• **REQUEST**: Print the records again, character for character.

Entries from a dataset:

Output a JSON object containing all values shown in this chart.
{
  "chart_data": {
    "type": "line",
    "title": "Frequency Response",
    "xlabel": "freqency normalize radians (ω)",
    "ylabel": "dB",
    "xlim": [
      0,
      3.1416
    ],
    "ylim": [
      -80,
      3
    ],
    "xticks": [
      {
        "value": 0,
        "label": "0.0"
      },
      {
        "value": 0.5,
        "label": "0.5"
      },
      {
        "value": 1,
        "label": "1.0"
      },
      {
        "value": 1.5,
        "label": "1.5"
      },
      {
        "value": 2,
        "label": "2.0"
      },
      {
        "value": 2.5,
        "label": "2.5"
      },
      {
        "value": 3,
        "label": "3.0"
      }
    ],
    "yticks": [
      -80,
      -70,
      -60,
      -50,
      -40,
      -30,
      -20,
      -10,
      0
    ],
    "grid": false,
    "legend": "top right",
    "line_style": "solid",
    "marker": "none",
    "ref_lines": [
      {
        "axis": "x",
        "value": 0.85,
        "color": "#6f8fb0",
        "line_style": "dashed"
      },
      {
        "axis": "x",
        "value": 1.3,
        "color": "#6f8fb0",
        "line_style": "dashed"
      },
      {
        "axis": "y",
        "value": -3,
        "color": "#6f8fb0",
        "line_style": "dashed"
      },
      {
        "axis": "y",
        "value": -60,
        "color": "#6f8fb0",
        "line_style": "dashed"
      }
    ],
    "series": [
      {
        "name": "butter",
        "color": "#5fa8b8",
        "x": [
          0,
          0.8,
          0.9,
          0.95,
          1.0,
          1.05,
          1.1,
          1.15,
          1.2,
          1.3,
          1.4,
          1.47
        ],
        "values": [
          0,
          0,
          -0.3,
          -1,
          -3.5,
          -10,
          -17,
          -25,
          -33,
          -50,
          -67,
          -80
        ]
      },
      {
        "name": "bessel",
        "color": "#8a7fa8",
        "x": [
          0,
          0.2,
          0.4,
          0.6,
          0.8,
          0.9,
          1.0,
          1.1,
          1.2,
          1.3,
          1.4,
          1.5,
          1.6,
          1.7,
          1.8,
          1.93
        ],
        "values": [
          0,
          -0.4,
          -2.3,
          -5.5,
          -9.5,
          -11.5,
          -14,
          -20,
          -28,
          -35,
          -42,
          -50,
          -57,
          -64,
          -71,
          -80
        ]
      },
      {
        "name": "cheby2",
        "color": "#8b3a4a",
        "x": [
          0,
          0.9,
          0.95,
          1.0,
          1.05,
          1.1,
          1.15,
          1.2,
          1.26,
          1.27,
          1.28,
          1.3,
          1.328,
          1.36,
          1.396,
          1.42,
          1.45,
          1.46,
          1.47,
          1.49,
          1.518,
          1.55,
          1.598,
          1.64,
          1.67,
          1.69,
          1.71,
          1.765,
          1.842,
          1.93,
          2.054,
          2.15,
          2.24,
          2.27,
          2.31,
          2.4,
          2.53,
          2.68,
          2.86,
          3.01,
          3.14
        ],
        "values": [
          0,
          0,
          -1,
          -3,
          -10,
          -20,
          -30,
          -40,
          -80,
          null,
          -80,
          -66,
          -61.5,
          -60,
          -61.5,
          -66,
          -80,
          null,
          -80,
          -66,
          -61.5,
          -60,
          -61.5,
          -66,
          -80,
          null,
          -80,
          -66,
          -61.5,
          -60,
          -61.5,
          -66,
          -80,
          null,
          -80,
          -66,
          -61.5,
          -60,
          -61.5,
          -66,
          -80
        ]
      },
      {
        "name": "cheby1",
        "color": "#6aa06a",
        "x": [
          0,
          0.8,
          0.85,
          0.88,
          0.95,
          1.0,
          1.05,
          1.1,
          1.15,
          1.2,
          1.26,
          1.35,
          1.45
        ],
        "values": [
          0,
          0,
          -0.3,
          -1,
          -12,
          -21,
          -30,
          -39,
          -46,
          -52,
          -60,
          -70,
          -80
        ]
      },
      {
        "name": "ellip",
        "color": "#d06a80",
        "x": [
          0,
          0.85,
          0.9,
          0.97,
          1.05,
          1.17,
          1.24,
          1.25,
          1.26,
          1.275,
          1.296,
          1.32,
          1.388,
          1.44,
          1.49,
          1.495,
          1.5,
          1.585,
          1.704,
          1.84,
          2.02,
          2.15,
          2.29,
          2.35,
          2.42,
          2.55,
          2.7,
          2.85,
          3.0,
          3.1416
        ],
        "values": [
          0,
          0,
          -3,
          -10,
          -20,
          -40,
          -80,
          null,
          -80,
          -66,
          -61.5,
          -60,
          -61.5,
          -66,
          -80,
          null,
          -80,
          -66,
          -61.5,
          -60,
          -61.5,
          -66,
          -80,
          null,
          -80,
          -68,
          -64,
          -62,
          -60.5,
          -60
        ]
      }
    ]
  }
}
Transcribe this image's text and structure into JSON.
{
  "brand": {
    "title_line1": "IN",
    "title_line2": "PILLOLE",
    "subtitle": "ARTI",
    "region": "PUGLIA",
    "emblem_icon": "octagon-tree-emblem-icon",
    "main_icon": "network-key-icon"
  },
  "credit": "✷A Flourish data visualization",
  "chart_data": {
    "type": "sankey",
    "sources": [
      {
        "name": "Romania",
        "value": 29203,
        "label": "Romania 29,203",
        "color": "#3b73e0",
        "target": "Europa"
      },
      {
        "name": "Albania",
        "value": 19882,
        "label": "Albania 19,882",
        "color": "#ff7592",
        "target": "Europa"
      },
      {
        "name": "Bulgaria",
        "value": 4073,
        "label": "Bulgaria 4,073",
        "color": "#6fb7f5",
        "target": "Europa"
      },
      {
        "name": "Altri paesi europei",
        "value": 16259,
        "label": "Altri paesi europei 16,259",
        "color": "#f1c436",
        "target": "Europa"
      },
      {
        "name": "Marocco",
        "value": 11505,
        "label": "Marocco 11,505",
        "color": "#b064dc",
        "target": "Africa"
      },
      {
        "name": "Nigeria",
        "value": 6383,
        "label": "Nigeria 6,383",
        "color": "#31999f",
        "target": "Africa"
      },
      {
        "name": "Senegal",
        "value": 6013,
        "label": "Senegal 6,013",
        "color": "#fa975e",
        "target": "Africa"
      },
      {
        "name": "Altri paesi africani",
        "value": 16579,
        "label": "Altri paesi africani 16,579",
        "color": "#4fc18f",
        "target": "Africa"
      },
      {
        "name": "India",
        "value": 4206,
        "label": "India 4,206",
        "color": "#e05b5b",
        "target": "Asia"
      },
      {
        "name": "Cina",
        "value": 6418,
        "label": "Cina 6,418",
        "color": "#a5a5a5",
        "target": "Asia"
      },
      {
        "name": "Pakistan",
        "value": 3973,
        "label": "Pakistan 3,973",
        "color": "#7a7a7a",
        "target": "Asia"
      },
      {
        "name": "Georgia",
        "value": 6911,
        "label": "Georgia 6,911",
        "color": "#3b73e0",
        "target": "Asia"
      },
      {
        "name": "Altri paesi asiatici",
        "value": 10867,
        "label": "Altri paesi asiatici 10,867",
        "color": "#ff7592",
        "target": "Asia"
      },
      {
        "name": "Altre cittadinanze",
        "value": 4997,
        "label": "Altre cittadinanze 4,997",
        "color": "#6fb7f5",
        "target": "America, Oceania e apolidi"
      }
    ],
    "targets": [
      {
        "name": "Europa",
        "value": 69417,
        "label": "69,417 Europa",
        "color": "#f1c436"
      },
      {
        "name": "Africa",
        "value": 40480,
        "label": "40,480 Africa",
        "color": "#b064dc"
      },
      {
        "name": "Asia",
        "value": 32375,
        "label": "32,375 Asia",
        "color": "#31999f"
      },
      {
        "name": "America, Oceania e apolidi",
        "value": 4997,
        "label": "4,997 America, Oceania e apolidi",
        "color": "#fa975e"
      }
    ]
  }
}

• **PROBLEM SOLUTION**:
Output a JSON object containing all values shown in this chart.
{
  "chart_data": {
    "type": "line",
    "title": "Frequency Response",
    "xlabel": "freqency normalize radians (ω)",
    "ylabel": "dB",
    "xlim": [
      0,
      3.1416
    ],
    "ylim": [
      -80,
      3
    ],
    "xticks": [
      {
        "value": 0,
        "label": "0.0"
      },
      {
        "value": 0.5,
        "label": "0.5"
      },
      {
        "value": 1,
        "label": "1.0"
      },
      {
        "value": 1.5,
        "label": "1.5"
      },
      {
        "value": 2,
        "label": "2.0"
      },
      {
        "value": 2.5,
        "label": "2.5"
      },
      {
        "value": 3,
        "label": "3.0"
      }
    ],
    "yticks": [
      -80,
      -70,
      -60,
      -50,
      -40,
      -30,
      -20,
      -10,
      0
    ],
    "grid": false,
    "legend": "top right",
    "line_style": "solid",
    "marker": "none",
    "ref_lines": [
      {
        "axis": "x",
        "value": 0.85,
        "color": "#6f8fb0",
        "line_style": "dashed"
      },
      {
        "axis": "x",
        "value": 1.3,
        "color": "#6f8fb0",
        "line_style": "dashed"
      },
      {
        "axis": "y",
        "value": -3,
        "color": "#6f8fb0",
        "line_style": "dashed"
      },
      {
        "axis": "y",
        "value": -60,
        "color": "#6f8fb0",
        "line_style": "dashed"
      }
    ],
    "series": [
      {
        "name": "butter",
        "color": "#5fa8b8",
        "x": [
          0,
          0.8,
          0.9,
          0.95,
          1.0,
          1.05,
          1.1,
          1.15,
          1.2,
          1.3,
          1.4,
          1.47
        ],
        "values": [
          0,
          0,
          -0.3,
          -1,
          -3.5,
          -10,
          -17,
          -25,
          -33,
          -50,
          -67,
          -80
        ]
      },
      {
        "name": "bessel",
        "color": "#8a7fa8",
        "x": [
          0,
          0.2,
          0.4,
          0.6,
          0.8,
          0.9,
          1.0,
          1.1,
          1.2,
          1.3,
          1.4,
          1.5,
          1.6,
          1.7,
          1.8,
          1.93
        ],
        "values": [
          0,
          -0.4,
          -2.3,
          -5.5,
          -9.5,
          -11.5,
          -14,
          -20,
          -28,
          -35,
          -42,
          -50,
          -57,
          -64,
          -71,
          -80
        ]
      },
      {
        "name": "cheby2",
        "color": "#8b3a4a",
        "x": [
          0,
          0.9,
          0.95,
          1.0,
          1.05,
          1.1,
          1.15,
          1.2,
          1.26,
          1.27,
          1.28,
          1.3,
          1.328,
          1.36,
          1.396,
          1.42,
          1.45,
          1.46,
          1.47,
          1.49,
          1.518,
          1.55,
          1.598,
          1.64,
          1.67,
          1.69,
          1.71,
          1.765,
          1.842,
          1.93,
          2.054,
          2.15,
          2.24,
          2.27,
          2.31,
          2.4,
          2.53,
          2.68,
          2.86,
          3.01,
          3.14
        ],
        "values": [
          0,
          0,
          -1,
          -3,
          -10,
          -20,
          -30,
          -40,
          -80,
          null,
          -80,
          -66,
          -61.5,
          -60,
          -61.5,
          -66,
          -80,
          null,
          -80,
          -66,
          -61.5,
          -60,
          -61.5,
          -66,
          -80,
          null,
          -80,
          -66,
          -61.5,
          -60,
          -61.5,
          -66,
          -80,
          null,
          -80,
          -66,
          -61.5,
          -60,
          -61.5,
          -66,
          -80
        ]
      },
      {
        "name": "cheby1",
        "color": "#6aa06a",
        "x": [
          0,
          0.8,
          0.85,
          0.88,
          0.95,
          1.0,
          1.05,
          1.1,
          1.15,
          1.2,
          1.26,
          1.35,
          1.45
        ],
        "values": [
          0,
          0,
          -0.3,
          -1,
          -12,
          -21,
          -30,
          -39,
          -46,
          -52,
          -60,
          -70,
          -80
        ]
      },
      {
        "name": "ellip",
        "color": "#d06a80",
        "x": [
          0,
          0.85,
          0.9,
          0.97,
          1.05,
          1.17,
          1.24,
          1.25,
          1.26,
          1.275,
          1.296,
          1.32,
          1.388,
          1.44,
          1.49,
          1.495,
          1.5,
          1.585,
          1.704,
          1.84,
          2.02,
          2.15,
          2.29,
          2.35,
          2.42,
          2.55,
          2.7,
          2.85,
          3.0,
          3.1416
        ],
        "values": [
          0,
          0,
          -3,
          -10,
          -20,
          -40,
          -80,
          null,
          -80,
          -66,
          -61.5,
          -60,
          -61.5,
          -66,
          -80,
          null,
          -80,
          -66,
          -61.5,
          -60,
          -61.5,
          -66,
          -80,
          null,
          -80,
          -68,
          -64,
          -62,
          -60.5,
          -60
        ]
      }
    ]
  }
}
Transcribe this image's text and structure into JSON.
{
  "brand": {
    "title_line1": "IN",
    "title_line2": "PILLOLE",
    "subtitle": "ARTI",
    "region": "PUGLIA",
    "emblem_icon": "octagon-tree-emblem-icon",
    "main_icon": "network-key-icon"
  },
  "credit": "✷A Flourish data visualization",
  "chart_data": {
    "type": "sankey",
    "sources": [
      {
        "name": "Romania",
        "value": 29203,
        "label": "Romania 29,203",
        "color": "#3b73e0",
        "target": "Europa"
      },
      {
        "name": "Albania",
        "value": 19882,
        "label": "Albania 19,882",
        "color": "#ff7592",
        "target": "Europa"
      },
      {
        "name": "Bulgaria",
        "value": 4073,
        "label": "Bulgaria 4,073",
        "color": "#6fb7f5",
        "target": "Europa"
      },
      {
        "name": "Altri paesi europei",
        "value": 16259,
        "label": "Altri paesi europei 16,259",
        "color": "#f1c436",
        "target": "Europa"
      },
      {
        "name": "Marocco",
        "value": 11505,
        "label": "Marocco 11,505",
        "color": "#b064dc",
        "target": "Africa"
      },
      {
        "name": "Nigeria",
        "value": 6383,
        "label": "Nigeria 6,383",
        "color": "#31999f",
        "target": "Africa"
      },
      {
        "name": "Senegal",
        "value": 6013,
        "label": "Senegal 6,013",
        "color": "#fa975e",
        "target": "Africa"
      },
      {
        "name": "Altri paesi africani",
        "value": 16579,
        "label": "Altri paesi africani 16,579",
        "color": "#4fc18f",
        "target": "Africa"
      },
      {
        "name": "India",
        "value": 4206,
        "label": "India 4,206",
        "color": "#e05b5b",
        "target": "Asia"
      },
      {
        "name": "Cina",
        "value": 6418,
        "label": "Cina 6,418",
        "color": "#a5a5a5",
        "target": "Asia"
      },
      {
        "name": "Pakistan",
        "value": 3973,
        "label": "Pakistan 3,973",
        "color": "#7a7a7a",
        "target": "Asia"
      },
      {
        "name": "Georgia",
        "value": 6911,
        "label": "Georgia 6,911",
        "color": "#3b73e0",
        "target": "Asia"
      },
      {
        "name": "Altri paesi asiatici",
        "value": 10867,
        "label": "Altri paesi asiatici 10,867",
        "color": "#ff7592",
        "target": "Asia"
      },
      {
        "name": "Altre cittadinanze",
        "value": 4997,
        "label": "Altre cittadinanze 4,997",
        "color": "#6fb7f5",
        "target": "America, Oceania e apolidi"
      }
    ],
    "targets": [
      {
        "name": "Europa",
        "value": 69417,
        "label": "69,417 Europa",
        "color": "#f1c436"
      },
      {
        "name": "Africa",
        "value": 40480,
        "label": "40,480 Africa",
        "color": "#b064dc"
      },
      {
        "name": "Asia",
        "value": 32375,
        "label": "32,375 Asia",
        "color": "#31999f"
      },
      {
        "name": "America, Oceania e apolidi",
        "value": 4997,
        "label": "4,997 America, Oceania e apolidi",
        "color": "#fa975e"
      }
    ]
  }
}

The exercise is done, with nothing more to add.